Do this → Pull each line holding the word "Center" from the data.

Material for the task →
┄┄┄┄┄┄┄┄┄┄

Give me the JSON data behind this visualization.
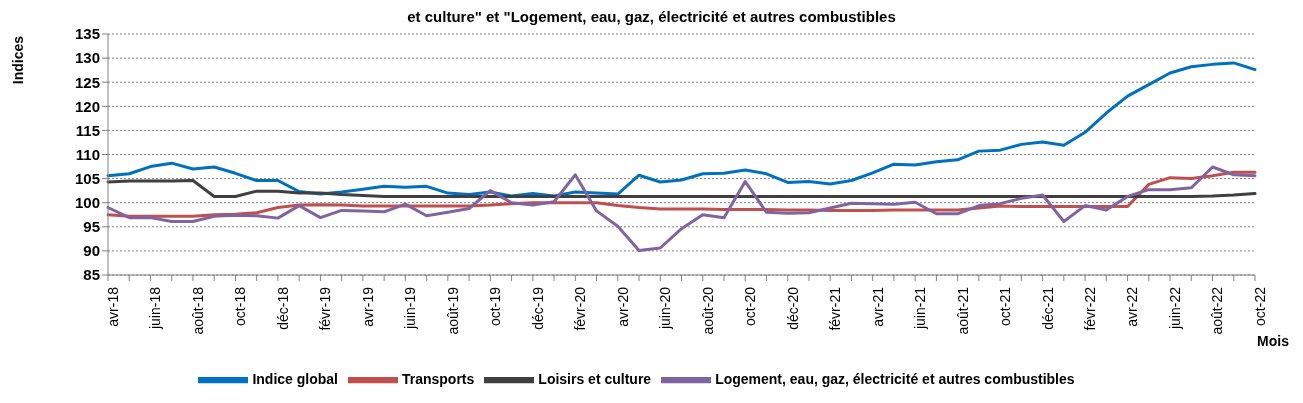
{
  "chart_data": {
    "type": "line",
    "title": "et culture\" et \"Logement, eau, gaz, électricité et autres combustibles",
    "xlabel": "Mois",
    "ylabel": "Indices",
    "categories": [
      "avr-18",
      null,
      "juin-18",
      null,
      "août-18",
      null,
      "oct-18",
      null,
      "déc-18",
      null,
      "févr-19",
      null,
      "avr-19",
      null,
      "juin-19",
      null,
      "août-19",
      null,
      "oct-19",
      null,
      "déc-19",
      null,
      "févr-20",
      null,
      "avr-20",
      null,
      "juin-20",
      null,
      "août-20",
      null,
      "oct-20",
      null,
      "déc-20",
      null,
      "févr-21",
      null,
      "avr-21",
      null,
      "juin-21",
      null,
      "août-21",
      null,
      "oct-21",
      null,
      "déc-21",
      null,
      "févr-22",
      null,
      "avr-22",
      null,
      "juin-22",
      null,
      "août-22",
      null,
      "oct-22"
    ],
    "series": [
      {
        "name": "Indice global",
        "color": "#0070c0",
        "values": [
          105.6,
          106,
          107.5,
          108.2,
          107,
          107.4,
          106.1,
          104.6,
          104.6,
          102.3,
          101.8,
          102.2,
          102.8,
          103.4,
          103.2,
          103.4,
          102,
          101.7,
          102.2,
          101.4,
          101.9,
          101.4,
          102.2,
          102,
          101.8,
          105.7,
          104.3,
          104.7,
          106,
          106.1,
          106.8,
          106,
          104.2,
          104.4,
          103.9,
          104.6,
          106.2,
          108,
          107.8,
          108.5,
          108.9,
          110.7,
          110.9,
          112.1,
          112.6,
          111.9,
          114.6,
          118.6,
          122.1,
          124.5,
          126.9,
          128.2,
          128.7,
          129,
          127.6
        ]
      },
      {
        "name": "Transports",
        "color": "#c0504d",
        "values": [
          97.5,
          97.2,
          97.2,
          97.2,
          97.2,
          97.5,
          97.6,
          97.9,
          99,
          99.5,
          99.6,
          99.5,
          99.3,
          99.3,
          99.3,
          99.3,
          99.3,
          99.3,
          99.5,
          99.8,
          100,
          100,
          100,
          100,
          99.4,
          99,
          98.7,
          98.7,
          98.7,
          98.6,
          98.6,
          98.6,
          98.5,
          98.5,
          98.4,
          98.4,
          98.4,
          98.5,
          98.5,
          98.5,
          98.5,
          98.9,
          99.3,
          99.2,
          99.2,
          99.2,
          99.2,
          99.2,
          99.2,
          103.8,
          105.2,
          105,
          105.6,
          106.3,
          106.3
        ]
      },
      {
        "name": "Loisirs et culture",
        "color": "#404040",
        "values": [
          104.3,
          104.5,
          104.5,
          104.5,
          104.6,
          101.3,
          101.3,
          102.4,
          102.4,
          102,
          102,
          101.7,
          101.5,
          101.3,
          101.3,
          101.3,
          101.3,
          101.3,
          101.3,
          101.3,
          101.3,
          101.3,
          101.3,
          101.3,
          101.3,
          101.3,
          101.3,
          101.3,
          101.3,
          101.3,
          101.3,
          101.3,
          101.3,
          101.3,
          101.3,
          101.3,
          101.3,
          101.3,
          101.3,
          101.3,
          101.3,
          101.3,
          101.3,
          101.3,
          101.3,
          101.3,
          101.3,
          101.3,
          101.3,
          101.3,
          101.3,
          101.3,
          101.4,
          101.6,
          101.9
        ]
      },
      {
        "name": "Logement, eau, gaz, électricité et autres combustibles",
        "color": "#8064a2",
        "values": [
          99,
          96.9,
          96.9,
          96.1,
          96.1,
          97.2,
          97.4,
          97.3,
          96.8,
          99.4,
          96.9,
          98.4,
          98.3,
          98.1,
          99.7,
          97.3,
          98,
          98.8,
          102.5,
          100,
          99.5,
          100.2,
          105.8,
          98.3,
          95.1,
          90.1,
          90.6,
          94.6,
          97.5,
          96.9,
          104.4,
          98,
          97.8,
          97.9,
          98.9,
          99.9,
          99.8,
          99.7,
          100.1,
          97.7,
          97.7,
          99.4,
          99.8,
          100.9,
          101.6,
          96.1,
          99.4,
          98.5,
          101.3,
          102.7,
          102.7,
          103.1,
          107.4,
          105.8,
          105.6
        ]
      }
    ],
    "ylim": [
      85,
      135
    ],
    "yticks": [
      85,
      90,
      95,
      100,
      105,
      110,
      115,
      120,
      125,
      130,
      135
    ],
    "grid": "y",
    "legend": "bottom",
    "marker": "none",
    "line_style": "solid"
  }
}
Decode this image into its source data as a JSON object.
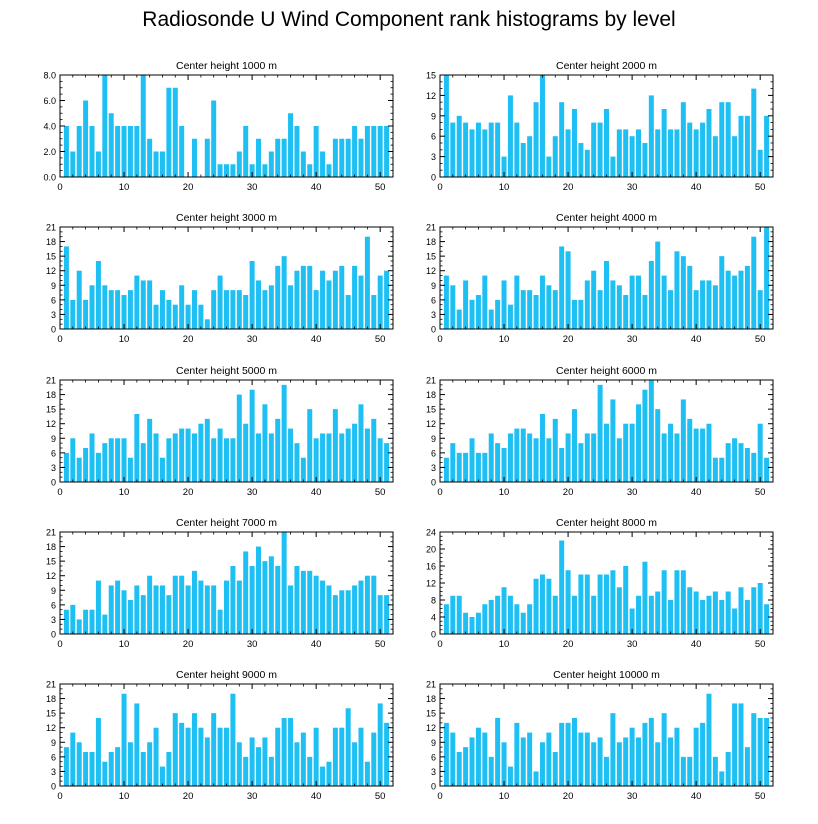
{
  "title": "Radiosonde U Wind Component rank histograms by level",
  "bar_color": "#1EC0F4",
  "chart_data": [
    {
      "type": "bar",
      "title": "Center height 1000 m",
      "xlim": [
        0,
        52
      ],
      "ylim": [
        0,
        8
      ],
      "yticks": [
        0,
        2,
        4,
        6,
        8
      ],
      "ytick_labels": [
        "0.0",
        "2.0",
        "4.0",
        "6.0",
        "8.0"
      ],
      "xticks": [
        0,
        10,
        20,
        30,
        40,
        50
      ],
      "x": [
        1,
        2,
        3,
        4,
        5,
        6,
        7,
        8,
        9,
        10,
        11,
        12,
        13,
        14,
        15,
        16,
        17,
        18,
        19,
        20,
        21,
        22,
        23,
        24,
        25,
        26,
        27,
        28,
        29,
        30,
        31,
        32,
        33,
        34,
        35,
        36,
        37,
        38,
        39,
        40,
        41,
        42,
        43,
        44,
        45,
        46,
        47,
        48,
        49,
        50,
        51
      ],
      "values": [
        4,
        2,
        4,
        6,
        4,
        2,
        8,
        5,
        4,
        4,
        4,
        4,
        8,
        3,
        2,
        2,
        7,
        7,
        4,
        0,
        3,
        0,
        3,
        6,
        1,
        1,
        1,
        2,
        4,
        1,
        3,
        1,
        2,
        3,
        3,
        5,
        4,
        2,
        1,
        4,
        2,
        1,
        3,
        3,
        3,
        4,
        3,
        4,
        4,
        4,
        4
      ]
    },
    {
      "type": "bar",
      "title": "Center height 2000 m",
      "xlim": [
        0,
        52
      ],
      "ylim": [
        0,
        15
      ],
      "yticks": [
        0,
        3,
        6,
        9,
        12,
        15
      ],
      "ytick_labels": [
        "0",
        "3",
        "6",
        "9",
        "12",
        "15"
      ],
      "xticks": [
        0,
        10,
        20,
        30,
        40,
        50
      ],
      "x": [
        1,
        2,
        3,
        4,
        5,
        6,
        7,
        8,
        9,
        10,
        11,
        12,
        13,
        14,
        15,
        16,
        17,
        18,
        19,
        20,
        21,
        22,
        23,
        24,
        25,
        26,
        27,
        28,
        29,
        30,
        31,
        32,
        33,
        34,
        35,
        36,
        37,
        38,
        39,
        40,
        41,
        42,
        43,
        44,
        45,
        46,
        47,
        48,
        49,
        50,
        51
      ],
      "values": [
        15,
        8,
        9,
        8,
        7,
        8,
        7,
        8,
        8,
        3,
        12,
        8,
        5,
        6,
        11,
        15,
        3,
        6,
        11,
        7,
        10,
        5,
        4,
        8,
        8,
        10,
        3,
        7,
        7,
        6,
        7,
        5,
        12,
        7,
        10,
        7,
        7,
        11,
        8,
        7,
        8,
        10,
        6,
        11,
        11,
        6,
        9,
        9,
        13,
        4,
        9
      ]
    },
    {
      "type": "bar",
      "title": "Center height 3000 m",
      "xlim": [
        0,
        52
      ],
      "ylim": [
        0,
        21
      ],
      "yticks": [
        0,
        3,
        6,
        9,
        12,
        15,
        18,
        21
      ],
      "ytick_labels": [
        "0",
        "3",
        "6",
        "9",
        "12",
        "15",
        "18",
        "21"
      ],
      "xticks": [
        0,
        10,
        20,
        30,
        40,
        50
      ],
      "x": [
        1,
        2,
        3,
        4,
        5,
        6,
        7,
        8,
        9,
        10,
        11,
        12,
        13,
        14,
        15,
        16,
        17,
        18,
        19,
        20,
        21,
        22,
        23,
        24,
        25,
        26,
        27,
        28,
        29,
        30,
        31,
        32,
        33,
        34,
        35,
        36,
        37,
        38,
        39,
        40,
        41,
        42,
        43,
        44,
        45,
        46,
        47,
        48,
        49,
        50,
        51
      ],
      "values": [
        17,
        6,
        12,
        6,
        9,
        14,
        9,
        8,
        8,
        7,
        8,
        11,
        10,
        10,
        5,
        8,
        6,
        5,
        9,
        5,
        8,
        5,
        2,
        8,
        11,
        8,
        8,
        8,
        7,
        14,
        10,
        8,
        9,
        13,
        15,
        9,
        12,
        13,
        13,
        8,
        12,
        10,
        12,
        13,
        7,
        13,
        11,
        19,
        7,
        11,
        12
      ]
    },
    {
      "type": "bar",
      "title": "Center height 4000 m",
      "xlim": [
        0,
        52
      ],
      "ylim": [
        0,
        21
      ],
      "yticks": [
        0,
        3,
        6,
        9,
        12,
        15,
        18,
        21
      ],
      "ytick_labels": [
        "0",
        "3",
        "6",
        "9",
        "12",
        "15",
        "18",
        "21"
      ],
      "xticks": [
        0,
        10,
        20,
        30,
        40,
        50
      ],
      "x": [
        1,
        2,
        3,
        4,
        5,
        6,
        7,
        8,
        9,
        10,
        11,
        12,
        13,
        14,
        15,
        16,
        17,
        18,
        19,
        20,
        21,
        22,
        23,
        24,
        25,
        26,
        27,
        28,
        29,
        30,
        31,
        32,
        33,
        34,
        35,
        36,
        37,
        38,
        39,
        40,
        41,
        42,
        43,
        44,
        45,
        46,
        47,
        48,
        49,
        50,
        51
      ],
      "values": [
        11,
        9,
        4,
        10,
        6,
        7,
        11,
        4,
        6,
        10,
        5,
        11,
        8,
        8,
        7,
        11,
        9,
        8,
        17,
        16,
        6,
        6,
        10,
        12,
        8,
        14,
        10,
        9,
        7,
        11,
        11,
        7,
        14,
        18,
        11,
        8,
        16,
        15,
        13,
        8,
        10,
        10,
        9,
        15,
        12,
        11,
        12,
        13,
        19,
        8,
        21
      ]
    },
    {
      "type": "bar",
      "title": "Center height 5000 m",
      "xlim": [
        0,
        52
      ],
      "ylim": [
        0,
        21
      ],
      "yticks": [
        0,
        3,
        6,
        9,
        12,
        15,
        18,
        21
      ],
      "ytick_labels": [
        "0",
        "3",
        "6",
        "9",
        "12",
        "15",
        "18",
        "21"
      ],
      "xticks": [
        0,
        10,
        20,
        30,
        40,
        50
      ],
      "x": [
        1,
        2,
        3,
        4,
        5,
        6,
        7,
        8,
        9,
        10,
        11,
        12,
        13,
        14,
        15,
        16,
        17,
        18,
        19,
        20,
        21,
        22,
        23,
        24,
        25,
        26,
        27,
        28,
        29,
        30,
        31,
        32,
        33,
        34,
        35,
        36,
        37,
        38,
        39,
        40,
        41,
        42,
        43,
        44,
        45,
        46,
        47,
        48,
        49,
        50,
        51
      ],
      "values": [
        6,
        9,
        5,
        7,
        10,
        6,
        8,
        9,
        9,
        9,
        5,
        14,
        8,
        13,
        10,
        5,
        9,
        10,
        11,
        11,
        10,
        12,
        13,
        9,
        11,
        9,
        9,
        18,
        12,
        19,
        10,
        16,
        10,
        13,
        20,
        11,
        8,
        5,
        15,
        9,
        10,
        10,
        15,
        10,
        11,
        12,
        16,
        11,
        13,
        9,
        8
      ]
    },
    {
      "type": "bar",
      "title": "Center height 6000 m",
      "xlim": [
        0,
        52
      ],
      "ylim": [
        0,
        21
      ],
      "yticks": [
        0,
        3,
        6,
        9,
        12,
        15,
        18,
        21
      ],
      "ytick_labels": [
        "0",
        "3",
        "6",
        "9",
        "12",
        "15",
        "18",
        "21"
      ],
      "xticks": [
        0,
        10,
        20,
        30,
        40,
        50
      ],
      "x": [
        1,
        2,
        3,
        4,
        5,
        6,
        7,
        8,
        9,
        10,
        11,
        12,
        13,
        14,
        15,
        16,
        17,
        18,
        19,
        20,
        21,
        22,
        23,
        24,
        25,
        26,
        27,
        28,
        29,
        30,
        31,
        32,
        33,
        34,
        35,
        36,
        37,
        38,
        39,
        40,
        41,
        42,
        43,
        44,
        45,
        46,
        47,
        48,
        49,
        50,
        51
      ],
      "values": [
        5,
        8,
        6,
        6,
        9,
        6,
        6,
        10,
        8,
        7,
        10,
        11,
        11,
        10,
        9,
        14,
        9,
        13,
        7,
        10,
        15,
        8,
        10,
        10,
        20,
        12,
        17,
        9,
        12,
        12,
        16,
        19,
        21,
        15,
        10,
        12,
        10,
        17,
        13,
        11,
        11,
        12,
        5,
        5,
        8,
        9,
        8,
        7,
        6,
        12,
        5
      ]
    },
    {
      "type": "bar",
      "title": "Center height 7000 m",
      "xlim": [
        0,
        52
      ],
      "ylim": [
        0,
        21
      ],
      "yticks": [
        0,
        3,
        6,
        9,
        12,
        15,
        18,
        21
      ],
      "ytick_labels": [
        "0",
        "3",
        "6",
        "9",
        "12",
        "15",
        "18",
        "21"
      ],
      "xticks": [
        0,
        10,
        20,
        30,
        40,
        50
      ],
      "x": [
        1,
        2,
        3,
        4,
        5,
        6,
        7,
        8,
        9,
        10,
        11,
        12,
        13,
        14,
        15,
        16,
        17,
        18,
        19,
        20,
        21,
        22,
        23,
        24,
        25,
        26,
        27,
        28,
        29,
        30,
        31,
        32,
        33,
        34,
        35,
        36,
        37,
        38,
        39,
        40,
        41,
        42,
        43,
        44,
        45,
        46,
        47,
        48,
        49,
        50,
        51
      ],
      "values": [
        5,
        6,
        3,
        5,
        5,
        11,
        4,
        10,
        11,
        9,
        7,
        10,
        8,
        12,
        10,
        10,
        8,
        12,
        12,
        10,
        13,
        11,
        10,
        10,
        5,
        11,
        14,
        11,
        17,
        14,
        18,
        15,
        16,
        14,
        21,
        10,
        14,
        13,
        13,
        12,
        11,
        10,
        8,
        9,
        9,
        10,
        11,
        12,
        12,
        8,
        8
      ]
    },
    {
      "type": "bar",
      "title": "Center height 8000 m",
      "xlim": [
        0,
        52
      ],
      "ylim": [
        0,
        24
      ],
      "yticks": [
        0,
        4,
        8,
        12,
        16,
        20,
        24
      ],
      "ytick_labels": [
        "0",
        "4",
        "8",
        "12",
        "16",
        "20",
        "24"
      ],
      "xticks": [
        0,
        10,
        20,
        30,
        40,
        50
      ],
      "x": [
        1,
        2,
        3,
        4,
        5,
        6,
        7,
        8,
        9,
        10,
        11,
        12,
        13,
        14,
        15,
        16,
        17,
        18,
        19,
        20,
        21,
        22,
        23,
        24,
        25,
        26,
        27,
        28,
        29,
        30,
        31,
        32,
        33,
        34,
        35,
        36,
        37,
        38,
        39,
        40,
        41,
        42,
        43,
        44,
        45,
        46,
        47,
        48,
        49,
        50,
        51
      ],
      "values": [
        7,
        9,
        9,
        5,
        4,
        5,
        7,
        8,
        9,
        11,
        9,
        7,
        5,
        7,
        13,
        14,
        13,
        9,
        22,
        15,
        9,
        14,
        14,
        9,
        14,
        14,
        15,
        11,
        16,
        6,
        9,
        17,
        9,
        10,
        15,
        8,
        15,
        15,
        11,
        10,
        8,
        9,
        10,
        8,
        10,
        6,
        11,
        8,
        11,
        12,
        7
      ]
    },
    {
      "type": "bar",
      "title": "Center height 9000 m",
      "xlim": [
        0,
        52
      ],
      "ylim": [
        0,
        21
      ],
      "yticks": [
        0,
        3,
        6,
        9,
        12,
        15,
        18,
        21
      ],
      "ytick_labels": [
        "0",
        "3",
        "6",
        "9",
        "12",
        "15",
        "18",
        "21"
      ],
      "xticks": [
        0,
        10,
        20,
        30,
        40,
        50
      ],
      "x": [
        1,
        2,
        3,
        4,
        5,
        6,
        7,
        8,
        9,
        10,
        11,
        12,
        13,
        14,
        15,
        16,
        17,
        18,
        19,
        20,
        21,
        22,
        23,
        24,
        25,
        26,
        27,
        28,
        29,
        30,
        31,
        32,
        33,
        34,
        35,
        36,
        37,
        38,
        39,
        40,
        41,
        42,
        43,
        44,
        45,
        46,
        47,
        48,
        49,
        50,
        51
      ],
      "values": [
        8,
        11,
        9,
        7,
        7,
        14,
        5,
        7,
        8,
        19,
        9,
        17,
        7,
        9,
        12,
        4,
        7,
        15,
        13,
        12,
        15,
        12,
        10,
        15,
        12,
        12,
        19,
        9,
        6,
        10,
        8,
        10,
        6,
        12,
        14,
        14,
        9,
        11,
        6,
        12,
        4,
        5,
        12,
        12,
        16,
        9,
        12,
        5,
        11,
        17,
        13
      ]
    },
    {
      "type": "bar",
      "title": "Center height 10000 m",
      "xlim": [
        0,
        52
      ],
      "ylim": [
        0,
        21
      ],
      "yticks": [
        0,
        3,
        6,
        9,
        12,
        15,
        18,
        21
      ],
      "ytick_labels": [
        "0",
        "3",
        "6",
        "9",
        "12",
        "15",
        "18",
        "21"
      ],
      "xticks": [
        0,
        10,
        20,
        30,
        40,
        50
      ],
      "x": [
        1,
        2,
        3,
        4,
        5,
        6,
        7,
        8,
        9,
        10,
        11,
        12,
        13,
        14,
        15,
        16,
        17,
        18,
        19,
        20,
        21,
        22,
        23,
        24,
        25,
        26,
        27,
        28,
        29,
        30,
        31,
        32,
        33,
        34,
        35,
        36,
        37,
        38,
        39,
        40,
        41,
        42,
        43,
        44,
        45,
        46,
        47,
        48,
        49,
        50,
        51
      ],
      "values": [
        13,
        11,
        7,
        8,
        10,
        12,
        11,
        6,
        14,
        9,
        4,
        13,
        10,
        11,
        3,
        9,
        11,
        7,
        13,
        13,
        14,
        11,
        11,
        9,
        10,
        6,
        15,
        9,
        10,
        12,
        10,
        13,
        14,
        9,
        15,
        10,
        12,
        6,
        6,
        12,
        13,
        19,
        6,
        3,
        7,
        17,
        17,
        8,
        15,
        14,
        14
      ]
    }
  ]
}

┄┄┄┄┄┄┄┄┄┄

Solution to the problem →
      "title": "Center height 1000 m",
      "title": "Center height 2000 m",
      "title": "Center height 3000 m",
      "title": "Center height 4000 m",
      "title": "Center height 5000 m",
      "title": "Center height 6000 m",
      "title": "Center height 7000 m",
      "title": "Center height 8000 m",
      "title": "Center height 9000 m",
      "title": "Center height 10000 m",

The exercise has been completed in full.